>>>
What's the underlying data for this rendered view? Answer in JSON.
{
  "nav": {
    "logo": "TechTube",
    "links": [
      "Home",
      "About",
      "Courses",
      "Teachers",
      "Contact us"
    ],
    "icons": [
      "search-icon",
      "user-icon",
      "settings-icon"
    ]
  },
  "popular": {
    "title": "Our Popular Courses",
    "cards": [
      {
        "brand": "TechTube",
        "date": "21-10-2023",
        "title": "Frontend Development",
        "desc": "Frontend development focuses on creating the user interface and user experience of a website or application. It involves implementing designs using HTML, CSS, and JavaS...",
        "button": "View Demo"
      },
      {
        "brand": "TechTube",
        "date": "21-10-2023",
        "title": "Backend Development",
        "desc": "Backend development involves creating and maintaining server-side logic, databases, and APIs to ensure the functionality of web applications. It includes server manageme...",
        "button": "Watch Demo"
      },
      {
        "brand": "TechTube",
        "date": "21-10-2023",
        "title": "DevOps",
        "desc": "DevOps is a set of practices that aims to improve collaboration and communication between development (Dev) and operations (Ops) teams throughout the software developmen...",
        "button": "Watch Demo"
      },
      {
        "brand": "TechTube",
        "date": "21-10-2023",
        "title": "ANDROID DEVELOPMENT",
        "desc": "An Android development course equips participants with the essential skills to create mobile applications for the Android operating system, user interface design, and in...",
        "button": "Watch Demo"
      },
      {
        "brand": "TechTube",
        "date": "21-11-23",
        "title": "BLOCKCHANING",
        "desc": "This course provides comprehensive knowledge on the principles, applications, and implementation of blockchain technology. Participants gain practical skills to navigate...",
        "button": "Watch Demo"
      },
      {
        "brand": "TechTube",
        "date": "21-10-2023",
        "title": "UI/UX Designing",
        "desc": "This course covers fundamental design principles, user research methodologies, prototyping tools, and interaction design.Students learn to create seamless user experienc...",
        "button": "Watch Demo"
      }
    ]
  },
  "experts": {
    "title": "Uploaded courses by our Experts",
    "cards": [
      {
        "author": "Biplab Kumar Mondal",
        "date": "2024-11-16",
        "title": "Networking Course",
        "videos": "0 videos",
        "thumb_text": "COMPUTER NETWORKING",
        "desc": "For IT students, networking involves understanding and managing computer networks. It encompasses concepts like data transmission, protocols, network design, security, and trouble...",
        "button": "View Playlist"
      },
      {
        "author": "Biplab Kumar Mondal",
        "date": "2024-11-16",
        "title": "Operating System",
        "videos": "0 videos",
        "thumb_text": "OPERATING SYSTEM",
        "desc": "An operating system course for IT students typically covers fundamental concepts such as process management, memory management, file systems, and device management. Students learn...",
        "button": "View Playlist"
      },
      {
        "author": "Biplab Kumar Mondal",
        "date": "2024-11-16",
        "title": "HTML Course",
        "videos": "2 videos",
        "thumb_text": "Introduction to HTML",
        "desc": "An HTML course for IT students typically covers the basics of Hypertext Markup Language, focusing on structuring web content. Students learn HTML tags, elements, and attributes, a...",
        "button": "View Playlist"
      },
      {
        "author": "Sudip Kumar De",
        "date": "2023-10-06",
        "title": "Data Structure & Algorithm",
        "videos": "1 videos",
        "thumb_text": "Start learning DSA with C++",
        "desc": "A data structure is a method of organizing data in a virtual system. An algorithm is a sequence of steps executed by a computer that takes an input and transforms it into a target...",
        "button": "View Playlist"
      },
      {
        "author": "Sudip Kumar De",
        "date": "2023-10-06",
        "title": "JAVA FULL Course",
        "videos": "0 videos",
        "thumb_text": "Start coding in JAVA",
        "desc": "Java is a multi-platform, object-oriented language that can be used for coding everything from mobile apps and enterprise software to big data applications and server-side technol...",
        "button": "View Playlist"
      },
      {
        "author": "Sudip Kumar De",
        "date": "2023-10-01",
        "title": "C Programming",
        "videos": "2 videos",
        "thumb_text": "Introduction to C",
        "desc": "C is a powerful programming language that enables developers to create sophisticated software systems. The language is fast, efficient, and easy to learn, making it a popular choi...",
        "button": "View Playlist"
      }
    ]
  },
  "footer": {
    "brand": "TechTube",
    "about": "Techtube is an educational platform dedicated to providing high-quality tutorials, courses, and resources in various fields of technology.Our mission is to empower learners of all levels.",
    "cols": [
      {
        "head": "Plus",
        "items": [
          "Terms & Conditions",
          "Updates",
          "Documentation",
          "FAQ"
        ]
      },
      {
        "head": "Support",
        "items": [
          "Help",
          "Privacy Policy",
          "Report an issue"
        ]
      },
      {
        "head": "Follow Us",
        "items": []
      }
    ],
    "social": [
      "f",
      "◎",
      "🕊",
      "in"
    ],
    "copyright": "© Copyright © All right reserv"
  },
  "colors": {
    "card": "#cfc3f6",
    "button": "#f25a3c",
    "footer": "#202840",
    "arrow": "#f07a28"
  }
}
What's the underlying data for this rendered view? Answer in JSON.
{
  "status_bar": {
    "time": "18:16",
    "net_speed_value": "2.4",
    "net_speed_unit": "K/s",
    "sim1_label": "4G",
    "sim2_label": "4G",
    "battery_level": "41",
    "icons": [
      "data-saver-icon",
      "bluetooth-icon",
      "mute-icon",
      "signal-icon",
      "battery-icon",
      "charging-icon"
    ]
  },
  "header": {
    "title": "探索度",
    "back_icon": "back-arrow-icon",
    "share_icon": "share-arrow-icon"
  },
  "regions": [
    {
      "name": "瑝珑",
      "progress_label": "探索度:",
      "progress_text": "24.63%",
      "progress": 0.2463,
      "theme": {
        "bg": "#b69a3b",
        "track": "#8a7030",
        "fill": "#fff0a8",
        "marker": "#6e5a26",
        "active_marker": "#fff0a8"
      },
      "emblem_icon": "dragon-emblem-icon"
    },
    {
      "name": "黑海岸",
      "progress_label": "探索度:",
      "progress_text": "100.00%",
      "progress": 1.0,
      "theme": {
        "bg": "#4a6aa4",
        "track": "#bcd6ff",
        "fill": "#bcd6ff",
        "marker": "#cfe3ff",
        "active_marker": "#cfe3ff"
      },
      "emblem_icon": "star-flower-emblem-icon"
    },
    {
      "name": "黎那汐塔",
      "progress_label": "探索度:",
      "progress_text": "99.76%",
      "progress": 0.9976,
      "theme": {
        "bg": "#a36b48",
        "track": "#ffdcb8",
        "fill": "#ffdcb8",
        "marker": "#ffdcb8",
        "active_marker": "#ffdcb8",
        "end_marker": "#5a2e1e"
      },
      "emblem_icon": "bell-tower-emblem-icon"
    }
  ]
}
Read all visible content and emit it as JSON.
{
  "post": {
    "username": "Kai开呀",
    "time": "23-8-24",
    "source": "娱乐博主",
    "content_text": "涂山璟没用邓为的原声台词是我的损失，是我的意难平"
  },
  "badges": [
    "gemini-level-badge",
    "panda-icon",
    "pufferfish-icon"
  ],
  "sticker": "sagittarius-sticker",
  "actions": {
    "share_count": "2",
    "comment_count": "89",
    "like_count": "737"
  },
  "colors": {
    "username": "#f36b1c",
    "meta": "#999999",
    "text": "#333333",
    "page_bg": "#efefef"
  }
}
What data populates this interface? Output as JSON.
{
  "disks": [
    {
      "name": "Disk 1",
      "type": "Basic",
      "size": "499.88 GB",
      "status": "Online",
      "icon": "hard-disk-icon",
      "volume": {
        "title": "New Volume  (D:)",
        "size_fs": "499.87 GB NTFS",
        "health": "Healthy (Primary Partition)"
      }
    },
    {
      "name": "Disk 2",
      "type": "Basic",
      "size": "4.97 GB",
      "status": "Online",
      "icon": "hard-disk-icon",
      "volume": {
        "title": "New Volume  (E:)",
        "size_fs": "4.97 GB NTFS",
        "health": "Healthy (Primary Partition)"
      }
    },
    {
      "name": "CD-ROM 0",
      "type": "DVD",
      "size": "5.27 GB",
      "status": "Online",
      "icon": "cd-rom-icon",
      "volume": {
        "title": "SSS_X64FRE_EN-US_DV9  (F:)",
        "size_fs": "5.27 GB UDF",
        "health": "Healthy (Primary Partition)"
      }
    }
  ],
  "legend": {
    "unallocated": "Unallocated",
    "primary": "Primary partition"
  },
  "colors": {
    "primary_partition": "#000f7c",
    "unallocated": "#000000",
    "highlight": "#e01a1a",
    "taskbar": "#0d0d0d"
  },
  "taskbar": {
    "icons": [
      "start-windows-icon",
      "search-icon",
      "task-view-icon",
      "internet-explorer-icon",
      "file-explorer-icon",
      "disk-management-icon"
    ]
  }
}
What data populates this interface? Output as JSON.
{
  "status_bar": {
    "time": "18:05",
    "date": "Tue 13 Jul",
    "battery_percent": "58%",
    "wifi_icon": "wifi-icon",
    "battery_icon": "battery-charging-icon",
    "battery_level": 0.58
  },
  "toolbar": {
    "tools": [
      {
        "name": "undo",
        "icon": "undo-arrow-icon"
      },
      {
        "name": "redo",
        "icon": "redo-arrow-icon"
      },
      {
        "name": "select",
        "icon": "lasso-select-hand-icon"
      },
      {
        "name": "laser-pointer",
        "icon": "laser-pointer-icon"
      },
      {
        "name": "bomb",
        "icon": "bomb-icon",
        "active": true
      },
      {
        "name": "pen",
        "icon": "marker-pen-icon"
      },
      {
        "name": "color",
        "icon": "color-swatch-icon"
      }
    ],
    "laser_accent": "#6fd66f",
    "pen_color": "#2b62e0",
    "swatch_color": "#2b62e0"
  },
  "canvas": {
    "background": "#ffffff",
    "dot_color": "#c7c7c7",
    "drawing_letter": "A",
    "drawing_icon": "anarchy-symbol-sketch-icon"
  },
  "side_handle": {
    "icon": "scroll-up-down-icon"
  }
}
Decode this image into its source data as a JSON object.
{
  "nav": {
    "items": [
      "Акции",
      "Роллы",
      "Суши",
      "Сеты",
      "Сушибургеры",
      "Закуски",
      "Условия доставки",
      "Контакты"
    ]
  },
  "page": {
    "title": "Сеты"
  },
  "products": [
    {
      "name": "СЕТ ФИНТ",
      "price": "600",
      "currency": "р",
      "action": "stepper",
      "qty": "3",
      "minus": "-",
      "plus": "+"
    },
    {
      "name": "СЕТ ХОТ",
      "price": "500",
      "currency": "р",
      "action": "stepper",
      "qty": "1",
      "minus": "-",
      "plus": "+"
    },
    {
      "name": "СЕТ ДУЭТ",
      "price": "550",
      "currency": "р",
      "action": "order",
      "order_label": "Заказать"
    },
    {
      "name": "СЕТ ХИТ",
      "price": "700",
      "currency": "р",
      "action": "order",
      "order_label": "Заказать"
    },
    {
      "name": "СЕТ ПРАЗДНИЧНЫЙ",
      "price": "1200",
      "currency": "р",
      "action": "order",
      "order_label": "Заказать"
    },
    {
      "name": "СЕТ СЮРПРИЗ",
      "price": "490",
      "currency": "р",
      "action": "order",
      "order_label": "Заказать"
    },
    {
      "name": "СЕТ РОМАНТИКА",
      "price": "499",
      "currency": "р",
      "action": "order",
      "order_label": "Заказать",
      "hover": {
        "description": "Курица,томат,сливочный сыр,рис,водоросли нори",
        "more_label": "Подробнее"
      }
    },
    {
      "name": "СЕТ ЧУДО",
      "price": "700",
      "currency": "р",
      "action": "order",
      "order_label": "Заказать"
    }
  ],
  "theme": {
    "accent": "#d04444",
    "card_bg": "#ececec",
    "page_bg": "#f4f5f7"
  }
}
<<<
_DIRECTIONS FOR THIS TASK:_
List each line in the listing that contains the string "Introduction".

_PROBLEM SOLUTION:_
        "thumb_text": "Introduction to HTML",
        "thumb_text": "Introduction to C",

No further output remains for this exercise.